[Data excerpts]

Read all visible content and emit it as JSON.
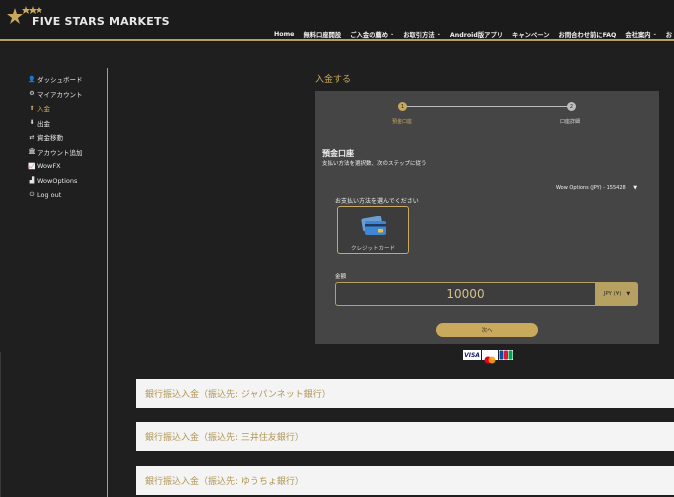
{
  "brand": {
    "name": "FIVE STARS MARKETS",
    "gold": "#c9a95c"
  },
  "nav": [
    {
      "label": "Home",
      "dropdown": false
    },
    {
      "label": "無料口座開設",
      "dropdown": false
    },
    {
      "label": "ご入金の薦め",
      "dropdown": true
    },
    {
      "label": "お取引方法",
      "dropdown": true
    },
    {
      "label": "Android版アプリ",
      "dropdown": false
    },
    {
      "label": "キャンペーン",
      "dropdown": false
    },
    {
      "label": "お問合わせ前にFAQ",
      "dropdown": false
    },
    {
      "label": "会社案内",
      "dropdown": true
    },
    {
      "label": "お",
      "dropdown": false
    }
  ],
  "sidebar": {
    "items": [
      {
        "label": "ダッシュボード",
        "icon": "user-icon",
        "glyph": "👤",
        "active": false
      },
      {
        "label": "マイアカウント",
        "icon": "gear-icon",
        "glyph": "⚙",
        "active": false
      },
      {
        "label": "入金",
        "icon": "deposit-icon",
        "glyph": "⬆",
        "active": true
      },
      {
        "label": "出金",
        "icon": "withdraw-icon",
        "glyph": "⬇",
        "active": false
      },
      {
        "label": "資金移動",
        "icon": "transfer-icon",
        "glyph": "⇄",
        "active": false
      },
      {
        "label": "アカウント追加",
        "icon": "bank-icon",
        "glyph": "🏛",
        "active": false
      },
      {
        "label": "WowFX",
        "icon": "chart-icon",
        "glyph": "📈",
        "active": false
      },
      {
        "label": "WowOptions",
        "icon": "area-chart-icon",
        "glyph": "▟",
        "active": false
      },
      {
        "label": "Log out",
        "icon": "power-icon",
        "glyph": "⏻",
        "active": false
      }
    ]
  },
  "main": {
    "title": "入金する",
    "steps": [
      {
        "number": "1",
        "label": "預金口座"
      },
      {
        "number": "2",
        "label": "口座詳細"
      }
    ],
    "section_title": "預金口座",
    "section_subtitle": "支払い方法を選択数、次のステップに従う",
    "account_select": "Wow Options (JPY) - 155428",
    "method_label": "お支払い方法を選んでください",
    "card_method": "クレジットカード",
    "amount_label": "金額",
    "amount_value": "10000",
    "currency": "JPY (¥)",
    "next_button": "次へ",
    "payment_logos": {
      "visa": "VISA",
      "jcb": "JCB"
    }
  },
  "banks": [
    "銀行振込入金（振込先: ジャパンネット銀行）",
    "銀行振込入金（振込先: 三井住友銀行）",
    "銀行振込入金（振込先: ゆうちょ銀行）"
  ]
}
==
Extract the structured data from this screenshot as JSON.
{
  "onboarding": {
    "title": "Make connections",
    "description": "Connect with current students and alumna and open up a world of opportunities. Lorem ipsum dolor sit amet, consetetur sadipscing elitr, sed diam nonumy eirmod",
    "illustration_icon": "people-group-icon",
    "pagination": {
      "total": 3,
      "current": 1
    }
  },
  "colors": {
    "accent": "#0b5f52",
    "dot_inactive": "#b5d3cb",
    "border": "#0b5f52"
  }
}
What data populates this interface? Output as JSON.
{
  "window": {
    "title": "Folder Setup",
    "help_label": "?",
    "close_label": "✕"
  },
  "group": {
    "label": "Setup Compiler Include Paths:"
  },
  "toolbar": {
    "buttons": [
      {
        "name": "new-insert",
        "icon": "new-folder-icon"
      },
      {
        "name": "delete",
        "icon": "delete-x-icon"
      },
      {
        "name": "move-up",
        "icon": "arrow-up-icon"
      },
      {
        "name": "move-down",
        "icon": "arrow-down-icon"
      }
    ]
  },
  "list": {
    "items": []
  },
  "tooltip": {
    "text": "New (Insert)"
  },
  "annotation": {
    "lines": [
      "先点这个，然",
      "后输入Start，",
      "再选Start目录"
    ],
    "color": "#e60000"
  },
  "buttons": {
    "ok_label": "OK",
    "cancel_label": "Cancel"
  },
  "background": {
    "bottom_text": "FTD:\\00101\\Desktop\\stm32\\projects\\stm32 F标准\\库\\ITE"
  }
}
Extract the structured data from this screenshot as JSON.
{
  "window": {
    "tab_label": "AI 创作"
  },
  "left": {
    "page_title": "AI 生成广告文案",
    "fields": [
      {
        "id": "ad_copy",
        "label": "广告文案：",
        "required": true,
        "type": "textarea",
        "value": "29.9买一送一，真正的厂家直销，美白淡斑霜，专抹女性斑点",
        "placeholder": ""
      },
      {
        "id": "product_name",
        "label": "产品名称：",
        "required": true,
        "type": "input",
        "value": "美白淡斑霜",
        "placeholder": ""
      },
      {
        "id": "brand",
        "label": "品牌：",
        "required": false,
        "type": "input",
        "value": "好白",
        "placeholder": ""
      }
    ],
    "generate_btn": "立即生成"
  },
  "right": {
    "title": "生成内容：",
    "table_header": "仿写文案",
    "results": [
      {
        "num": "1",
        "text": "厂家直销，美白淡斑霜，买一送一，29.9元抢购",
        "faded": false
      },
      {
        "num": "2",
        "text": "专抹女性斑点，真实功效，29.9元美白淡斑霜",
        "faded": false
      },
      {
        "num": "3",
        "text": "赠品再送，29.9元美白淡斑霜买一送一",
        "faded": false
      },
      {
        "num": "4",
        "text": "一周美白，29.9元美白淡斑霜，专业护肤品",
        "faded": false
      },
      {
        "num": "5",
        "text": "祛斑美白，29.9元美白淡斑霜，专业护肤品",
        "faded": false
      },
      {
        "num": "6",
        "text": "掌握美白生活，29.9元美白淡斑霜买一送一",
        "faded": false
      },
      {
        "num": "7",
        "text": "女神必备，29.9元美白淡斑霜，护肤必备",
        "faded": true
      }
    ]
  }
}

§ **EXERCISE OBJECTIVE**
Pick out and copy every line that contains the word "glyph".

§ **THE RESPONSE**
        "glyph": "👤",
        "glyph": "⚙",
        "glyph": "⬆",
        "glyph": "⬇",
        "glyph": "⇄",
        "glyph": "🏛",
        "glyph": "📈",
        "glyph": "▟",
        "glyph": "⏻",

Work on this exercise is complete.